> DIRECTIONS FOR THIS TASK
Reproduce the following lines verbatim.

+++

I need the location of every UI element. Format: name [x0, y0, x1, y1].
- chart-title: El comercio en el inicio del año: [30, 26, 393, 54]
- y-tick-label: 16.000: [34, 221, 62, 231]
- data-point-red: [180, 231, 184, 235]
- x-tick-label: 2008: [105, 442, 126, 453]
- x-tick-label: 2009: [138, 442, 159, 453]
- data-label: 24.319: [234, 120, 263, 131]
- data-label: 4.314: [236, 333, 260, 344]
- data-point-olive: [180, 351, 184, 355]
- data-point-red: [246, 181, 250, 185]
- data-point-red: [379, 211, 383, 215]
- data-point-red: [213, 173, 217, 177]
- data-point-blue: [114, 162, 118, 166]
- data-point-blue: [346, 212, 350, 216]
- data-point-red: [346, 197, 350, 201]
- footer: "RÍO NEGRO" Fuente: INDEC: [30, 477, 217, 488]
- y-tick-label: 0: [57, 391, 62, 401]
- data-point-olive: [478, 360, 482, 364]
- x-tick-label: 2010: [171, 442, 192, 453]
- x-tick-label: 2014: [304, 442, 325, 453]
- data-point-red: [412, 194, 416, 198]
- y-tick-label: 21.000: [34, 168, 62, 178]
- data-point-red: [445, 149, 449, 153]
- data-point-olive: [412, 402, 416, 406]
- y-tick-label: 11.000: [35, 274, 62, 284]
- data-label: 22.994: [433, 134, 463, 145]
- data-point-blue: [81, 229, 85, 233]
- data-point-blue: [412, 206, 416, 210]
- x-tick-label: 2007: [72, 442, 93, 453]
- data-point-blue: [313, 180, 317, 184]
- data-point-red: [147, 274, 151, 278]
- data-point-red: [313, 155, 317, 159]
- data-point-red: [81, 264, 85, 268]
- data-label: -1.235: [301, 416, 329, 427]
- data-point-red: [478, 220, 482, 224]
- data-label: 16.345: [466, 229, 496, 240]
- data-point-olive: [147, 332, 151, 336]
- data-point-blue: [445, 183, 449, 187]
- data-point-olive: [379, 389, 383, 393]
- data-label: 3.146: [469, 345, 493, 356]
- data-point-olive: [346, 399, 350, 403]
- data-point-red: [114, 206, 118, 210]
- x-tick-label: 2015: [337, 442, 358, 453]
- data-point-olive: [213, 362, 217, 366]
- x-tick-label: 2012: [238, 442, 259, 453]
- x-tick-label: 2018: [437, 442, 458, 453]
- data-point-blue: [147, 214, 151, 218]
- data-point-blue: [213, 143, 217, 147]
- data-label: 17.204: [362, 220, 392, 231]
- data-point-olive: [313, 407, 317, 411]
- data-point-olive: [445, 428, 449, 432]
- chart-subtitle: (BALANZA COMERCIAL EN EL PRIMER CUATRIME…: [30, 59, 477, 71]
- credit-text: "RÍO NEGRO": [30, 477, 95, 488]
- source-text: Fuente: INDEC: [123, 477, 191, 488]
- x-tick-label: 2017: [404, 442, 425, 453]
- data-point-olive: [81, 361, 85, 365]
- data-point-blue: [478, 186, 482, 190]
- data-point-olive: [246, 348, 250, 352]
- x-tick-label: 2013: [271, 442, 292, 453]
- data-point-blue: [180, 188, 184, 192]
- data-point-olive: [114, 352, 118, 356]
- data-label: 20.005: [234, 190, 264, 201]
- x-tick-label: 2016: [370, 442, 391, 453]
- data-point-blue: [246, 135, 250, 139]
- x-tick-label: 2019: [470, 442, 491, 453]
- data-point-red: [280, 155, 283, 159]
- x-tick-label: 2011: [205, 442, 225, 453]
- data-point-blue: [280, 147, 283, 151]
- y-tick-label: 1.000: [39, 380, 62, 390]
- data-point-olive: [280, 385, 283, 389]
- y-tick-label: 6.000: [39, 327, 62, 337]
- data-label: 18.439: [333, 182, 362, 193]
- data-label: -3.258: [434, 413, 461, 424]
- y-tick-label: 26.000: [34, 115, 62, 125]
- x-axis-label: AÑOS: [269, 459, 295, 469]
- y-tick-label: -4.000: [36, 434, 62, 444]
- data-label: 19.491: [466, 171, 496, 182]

+++

> FULL SOLUTION
I need the location of every UI element. Format: name [x0, y0, x1, y1].
- chart-title: El comercio en el inicio del año: [30, 26, 393, 54]
- y-tick-label: 16.000: [34, 221, 62, 231]
- data-point-red: [180, 231, 184, 235]
- x-tick-label: 2008: [105, 442, 126, 453]
- x-tick-label: 2009: [138, 442, 159, 453]
- data-label: 24.319: [234, 120, 263, 131]
- data-label: 4.314: [236, 333, 260, 344]
- data-point-olive: [180, 351, 184, 355]
- data-point-red: [246, 181, 250, 185]
- data-point-red: [379, 211, 383, 215]
- data-point-red: [213, 173, 217, 177]
- data-point-blue: [114, 162, 118, 166]
- data-point-blue: [346, 212, 350, 216]
- data-point-red: [346, 197, 350, 201]
- footer: "RÍO NEGRO" Fuente: INDEC: [30, 477, 217, 488]
- y-tick-label: 0: [57, 391, 62, 401]
- data-point-olive: [478, 360, 482, 364]
- x-tick-label: 2010: [171, 442, 192, 453]
- x-tick-label: 2014: [304, 442, 325, 453]
- data-point-red: [412, 194, 416, 198]
- y-tick-label: 21.000: [34, 168, 62, 178]
- data-point-red: [445, 149, 449, 153]
- data-point-olive: [412, 402, 416, 406]
- y-tick-label: 11.000: [35, 274, 62, 284]
- data-label: 22.994: [433, 134, 463, 145]
- data-point-blue: [81, 229, 85, 233]
- data-point-blue: [412, 206, 416, 210]
- x-tick-label: 2007: [72, 442, 93, 453]
- data-point-blue: [313, 180, 317, 184]
- data-point-red: [147, 274, 151, 278]
- data-point-red: [313, 155, 317, 159]
- data-point-red: [81, 264, 85, 268]
- data-label: -1.235: [301, 416, 329, 427]
- data-point-red: [478, 220, 482, 224]
- data-label: 16.345: [466, 229, 496, 240]
- data-point-olive: [147, 332, 151, 336]
- data-point-blue: [445, 183, 449, 187]
- data-point-olive: [379, 389, 383, 393]
- data-label: 3.146: [469, 345, 493, 356]
- data-point-olive: [346, 399, 350, 403]
- data-point-red: [114, 206, 118, 210]
- x-tick-label: 2015: [337, 442, 358, 453]
- data-point-olive: [213, 362, 217, 366]
- x-tick-label: 2012: [238, 442, 259, 453]
- x-tick-label: 2018: [437, 442, 458, 453]
- data-point-blue: [147, 214, 151, 218]
- data-point-blue: [213, 143, 217, 147]
- data-label: 17.204: [362, 220, 392, 231]
- data-point-olive: [313, 407, 317, 411]
- data-point-olive: [445, 428, 449, 432]
- chart-subtitle: (BALANZA COMERCIAL EN EL PRIMER CUATRIME…: [30, 59, 477, 71]
- credit-text: "RÍO NEGRO": [30, 477, 95, 488]
- source-text: Fuente: INDEC: [123, 477, 191, 488]
- x-tick-label: 2017: [404, 442, 425, 453]
- data-point-olive: [81, 361, 85, 365]
- data-point-blue: [478, 186, 482, 190]
- data-point-olive: [246, 348, 250, 352]
- x-tick-label: 2013: [271, 442, 292, 453]
- data-point-blue: [180, 188, 184, 192]
- data-point-olive: [114, 352, 118, 356]
- data-label: 20.005: [234, 190, 264, 201]
- x-tick-label: 2016: [370, 442, 391, 453]
- data-point-blue: [246, 135, 250, 139]
- x-tick-label: 2019: [470, 442, 491, 453]
- data-point-red: [280, 155, 283, 159]
- x-tick-label: 2011: [205, 442, 225, 453]
- data-point-blue: [280, 147, 283, 151]
- y-tick-label: 1.000: [39, 380, 62, 390]
- data-point-olive: [280, 385, 283, 389]
- y-tick-label: 6.000: [39, 327, 62, 337]
- data-label: 18.439: [333, 182, 362, 193]
- data-label: -3.258: [434, 413, 461, 424]
- y-tick-label: 26.000: [34, 115, 62, 125]
- x-axis-label: AÑOS: [269, 459, 295, 469]
- y-tick-label: -4.000: [36, 434, 62, 444]
- data-label: 19.491: [466, 171, 496, 182]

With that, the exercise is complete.